■ YOUR TASK ■
Your task is to output the entries below word for word.

■ MATERIAL FOR THIS TASK ■
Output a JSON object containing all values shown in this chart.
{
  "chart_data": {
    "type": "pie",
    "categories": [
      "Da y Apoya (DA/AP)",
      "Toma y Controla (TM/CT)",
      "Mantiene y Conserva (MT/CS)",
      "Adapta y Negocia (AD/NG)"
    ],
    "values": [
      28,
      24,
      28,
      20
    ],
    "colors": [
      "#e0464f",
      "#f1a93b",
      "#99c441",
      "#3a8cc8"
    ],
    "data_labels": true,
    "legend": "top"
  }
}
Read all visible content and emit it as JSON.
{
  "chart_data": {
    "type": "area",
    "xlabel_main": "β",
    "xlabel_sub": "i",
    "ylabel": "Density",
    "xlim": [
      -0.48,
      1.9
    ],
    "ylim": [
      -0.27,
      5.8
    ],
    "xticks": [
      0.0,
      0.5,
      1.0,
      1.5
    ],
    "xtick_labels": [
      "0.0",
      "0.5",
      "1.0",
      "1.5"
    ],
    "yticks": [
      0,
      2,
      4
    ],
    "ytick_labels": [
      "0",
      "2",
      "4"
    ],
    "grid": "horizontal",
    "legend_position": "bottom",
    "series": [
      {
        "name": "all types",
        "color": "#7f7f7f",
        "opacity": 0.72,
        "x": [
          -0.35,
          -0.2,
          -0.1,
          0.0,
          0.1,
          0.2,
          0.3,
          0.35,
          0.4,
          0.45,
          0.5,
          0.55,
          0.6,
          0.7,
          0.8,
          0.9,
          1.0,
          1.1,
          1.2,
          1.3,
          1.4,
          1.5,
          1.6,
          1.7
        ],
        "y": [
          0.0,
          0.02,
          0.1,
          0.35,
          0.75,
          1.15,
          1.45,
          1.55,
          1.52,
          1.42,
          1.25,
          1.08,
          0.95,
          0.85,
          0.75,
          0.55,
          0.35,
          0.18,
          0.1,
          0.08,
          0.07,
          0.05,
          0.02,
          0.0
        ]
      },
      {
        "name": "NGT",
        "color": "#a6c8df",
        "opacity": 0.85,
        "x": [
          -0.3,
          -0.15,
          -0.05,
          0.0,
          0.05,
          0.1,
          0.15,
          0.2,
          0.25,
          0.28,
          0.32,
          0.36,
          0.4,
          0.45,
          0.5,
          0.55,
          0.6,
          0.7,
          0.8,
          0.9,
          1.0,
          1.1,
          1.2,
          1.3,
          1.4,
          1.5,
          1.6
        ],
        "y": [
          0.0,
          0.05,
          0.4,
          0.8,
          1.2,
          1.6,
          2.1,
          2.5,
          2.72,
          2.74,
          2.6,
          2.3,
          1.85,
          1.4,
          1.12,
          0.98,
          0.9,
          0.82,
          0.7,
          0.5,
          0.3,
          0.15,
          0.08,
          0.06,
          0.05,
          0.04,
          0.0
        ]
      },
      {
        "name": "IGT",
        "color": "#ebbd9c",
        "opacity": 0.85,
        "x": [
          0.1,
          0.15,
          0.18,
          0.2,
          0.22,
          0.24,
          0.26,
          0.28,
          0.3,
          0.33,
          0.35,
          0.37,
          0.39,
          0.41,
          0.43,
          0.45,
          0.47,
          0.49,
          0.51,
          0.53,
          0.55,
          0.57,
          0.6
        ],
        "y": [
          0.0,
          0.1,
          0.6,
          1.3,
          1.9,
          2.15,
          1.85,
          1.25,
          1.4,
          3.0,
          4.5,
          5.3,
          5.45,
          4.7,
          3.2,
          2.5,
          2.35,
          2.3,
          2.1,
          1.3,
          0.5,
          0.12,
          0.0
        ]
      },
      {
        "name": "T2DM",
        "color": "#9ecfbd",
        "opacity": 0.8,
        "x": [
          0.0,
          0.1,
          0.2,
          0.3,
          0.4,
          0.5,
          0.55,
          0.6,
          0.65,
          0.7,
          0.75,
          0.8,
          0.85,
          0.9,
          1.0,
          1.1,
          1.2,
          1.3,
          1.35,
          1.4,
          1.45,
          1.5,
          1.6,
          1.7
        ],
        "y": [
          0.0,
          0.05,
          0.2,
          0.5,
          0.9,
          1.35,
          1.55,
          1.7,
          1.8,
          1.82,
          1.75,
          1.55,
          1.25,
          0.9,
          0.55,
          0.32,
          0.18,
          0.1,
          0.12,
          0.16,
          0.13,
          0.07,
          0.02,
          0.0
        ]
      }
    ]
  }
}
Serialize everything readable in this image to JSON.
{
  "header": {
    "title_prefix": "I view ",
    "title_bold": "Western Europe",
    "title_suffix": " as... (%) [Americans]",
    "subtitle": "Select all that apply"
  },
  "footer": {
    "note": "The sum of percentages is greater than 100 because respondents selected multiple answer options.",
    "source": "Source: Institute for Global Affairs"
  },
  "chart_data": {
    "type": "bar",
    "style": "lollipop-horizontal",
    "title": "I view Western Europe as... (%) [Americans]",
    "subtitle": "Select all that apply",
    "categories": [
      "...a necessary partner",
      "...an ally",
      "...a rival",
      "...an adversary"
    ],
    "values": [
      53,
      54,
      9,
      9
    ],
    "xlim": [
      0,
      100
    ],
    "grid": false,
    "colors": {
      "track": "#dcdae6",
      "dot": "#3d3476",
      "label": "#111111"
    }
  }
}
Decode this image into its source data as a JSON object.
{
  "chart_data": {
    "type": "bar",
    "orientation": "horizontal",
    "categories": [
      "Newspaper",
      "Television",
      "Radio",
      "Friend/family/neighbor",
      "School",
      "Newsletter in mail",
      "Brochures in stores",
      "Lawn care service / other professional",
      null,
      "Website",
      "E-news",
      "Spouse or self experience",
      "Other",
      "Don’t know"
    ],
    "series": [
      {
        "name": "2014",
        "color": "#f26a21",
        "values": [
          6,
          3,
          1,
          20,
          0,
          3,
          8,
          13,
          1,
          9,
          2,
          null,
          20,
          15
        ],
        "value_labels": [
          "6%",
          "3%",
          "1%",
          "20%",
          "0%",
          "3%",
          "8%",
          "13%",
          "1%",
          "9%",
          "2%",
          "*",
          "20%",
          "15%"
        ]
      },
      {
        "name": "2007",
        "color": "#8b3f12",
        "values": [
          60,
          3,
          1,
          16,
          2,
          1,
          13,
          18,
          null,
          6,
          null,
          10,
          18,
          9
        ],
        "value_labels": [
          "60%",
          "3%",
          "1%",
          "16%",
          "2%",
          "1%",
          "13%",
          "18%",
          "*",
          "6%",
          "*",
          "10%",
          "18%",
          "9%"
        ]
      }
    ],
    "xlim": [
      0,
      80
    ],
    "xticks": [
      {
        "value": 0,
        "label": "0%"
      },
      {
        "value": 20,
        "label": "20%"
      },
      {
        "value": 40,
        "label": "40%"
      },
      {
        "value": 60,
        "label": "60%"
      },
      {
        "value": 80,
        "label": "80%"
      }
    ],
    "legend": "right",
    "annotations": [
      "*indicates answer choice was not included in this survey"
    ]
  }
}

■ IN RESPONSE ■
Output a JSON object containing all values shown in this chart.
{
  "chart_data": {
    "type": "pie",
    "categories": [
      "Da y Apoya (DA/AP)",
      "Toma y Controla (TM/CT)",
      "Mantiene y Conserva (MT/CS)",
      "Adapta y Negocia (AD/NG)"
    ],
    "values": [
      28,
      24,
      28,
      20
    ],
    "colors": [
      "#e0464f",
      "#f1a93b",
      "#99c441",
      "#3a8cc8"
    ],
    "data_labels": true,
    "legend": "top"
  }
}
Read all visible content and emit it as JSON.
{
  "chart_data": {
    "type": "area",
    "xlabel_main": "β",
    "xlabel_sub": "i",
    "ylabel": "Density",
    "xlim": [
      -0.48,
      1.9
    ],
    "ylim": [
      -0.27,
      5.8
    ],
    "xticks": [
      0.0,
      0.5,
      1.0,
      1.5
    ],
    "xtick_labels": [
      "0.0",
      "0.5",
      "1.0",
      "1.5"
    ],
    "yticks": [
      0,
      2,
      4
    ],
    "ytick_labels": [
      "0",
      "2",
      "4"
    ],
    "grid": "horizontal",
    "legend_position": "bottom",
    "series": [
      {
        "name": "all types",
        "color": "#7f7f7f",
        "opacity": 0.72,
        "x": [
          -0.35,
          -0.2,
          -0.1,
          0.0,
          0.1,
          0.2,
          0.3,
          0.35,
          0.4,
          0.45,
          0.5,
          0.55,
          0.6,
          0.7,
          0.8,
          0.9,
          1.0,
          1.1,
          1.2,
          1.3,
          1.4,
          1.5,
          1.6,
          1.7
        ],
        "y": [
          0.0,
          0.02,
          0.1,
          0.35,
          0.75,
          1.15,
          1.45,
          1.55,
          1.52,
          1.42,
          1.25,
          1.08,
          0.95,
          0.85,
          0.75,
          0.55,
          0.35,
          0.18,
          0.1,
          0.08,
          0.07,
          0.05,
          0.02,
          0.0
        ]
      },
      {
        "name": "NGT",
        "color": "#a6c8df",
        "opacity": 0.85,
        "x": [
          -0.3,
          -0.15,
          -0.05,
          0.0,
          0.05,
          0.1,
          0.15,
          0.2,
          0.25,
          0.28,
          0.32,
          0.36,
          0.4,
          0.45,
          0.5,
          0.55,
          0.6,
          0.7,
          0.8,
          0.9,
          1.0,
          1.1,
          1.2,
          1.3,
          1.4,
          1.5,
          1.6
        ],
        "y": [
          0.0,
          0.05,
          0.4,
          0.8,
          1.2,
          1.6,
          2.1,
          2.5,
          2.72,
          2.74,
          2.6,
          2.3,
          1.85,
          1.4,
          1.12,
          0.98,
          0.9,
          0.82,
          0.7,
          0.5,
          0.3,
          0.15,
          0.08,
          0.06,
          0.05,
          0.04,
          0.0
        ]
      },
      {
        "name": "IGT",
        "color": "#ebbd9c",
        "opacity": 0.85,
        "x": [
          0.1,
          0.15,
          0.18,
          0.2,
          0.22,
          0.24,
          0.26,
          0.28,
          0.3,
          0.33,
          0.35,
          0.37,
          0.39,
          0.41,
          0.43,
          0.45,
          0.47,
          0.49,
          0.51,
          0.53,
          0.55,
          0.57,
          0.6
        ],
        "y": [
          0.0,
          0.1,
          0.6,
          1.3,
          1.9,
          2.15,
          1.85,
          1.25,
          1.4,
          3.0,
          4.5,
          5.3,
          5.45,
          4.7,
          3.2,
          2.5,
          2.35,
          2.3,
          2.1,
          1.3,
          0.5,
          0.12,
          0.0
        ]
      },
      {
        "name": "T2DM",
        "color": "#9ecfbd",
        "opacity": 0.8,
        "x": [
          0.0,
          0.1,
          0.2,
          0.3,
          0.4,
          0.5,
          0.55,
          0.6,
          0.65,
          0.7,
          0.75,
          0.8,
          0.85,
          0.9,
          1.0,
          1.1,
          1.2,
          1.3,
          1.35,
          1.4,
          1.45,
          1.5,
          1.6,
          1.7
        ],
        "y": [
          0.0,
          0.05,
          0.2,
          0.5,
          0.9,
          1.35,
          1.55,
          1.7,
          1.8,
          1.82,
          1.75,
          1.55,
          1.25,
          0.9,
          0.55,
          0.32,
          0.18,
          0.1,
          0.12,
          0.16,
          0.13,
          0.07,
          0.02,
          0.0
        ]
      }
    ]
  }
}
Serialize everything readable in this image to JSON.
{
  "header": {
    "title_prefix": "I view ",
    "title_bold": "Western Europe",
    "title_suffix": " as... (%) [Americans]",
    "subtitle": "Select all that apply"
  },
  "footer": {
    "note": "The sum of percentages is greater than 100 because respondents selected multiple answer options.",
    "source": "Source: Institute for Global Affairs"
  },
  "chart_data": {
    "type": "bar",
    "style": "lollipop-horizontal",
    "title": "I view Western Europe as... (%) [Americans]",
    "subtitle": "Select all that apply",
    "categories": [
      "...a necessary partner",
      "...an ally",
      "...a rival",
      "...an adversary"
    ],
    "values": [
      53,
      54,
      9,
      9
    ],
    "xlim": [
      0,
      100
    ],
    "grid": false,
    "colors": {
      "track": "#dcdae6",
      "dot": "#3d3476",
      "label": "#111111"
    }
  }
}
Decode this image into its source data as a JSON object.
{
  "chart_data": {
    "type": "bar",
    "orientation": "horizontal",
    "categories": [
      "Newspaper",
      "Television",
      "Radio",
      "Friend/family/neighbor",
      "School",
      "Newsletter in mail",
      "Brochures in stores",
      "Lawn care service / other professional",
      null,
      "Website",
      "E-news",
      "Spouse or self experience",
      "Other",
      "Don’t know"
    ],
    "series": [
      {
        "name": "2014",
        "color": "#f26a21",
        "values": [
          6,
          3,
          1,
          20,
          0,
          3,
          8,
          13,
          1,
          9,
          2,
          null,
          20,
          15
        ],
        "value_labels": [
          "6%",
          "3%",
          "1%",
          "20%",
          "0%",
          "3%",
          "8%",
          "13%",
          "1%",
          "9%",
          "2%",
          "*",
          "20%",
          "15%"
        ]
      },
      {
        "name": "2007",
        "color": "#8b3f12",
        "values": [
          60,
          3,
          1,
          16,
          2,
          1,
          13,
          18,
          null,
          6,
          null,
          10,
          18,
          9
        ],
        "value_labels": [
          "60%",
          "3%",
          "1%",
          "16%",
          "2%",
          "1%",
          "13%",
          "18%",
          "*",
          "6%",
          "*",
          "10%",
          "18%",
          "9%"
        ]
      }
    ],
    "xlim": [
      0,
      80
    ],
    "xticks": [
      {
        "value": 0,
        "label": "0%"
      },
      {
        "value": 20,
        "label": "20%"
      },
      {
        "value": 40,
        "label": "40%"
      },
      {
        "value": 60,
        "label": "60%"
      },
      {
        "value": 80,
        "label": "80%"
      }
    ],
    "legend": "right",
    "annotations": [
      "*indicates answer choice was not included in this survey"
    ]
  }
}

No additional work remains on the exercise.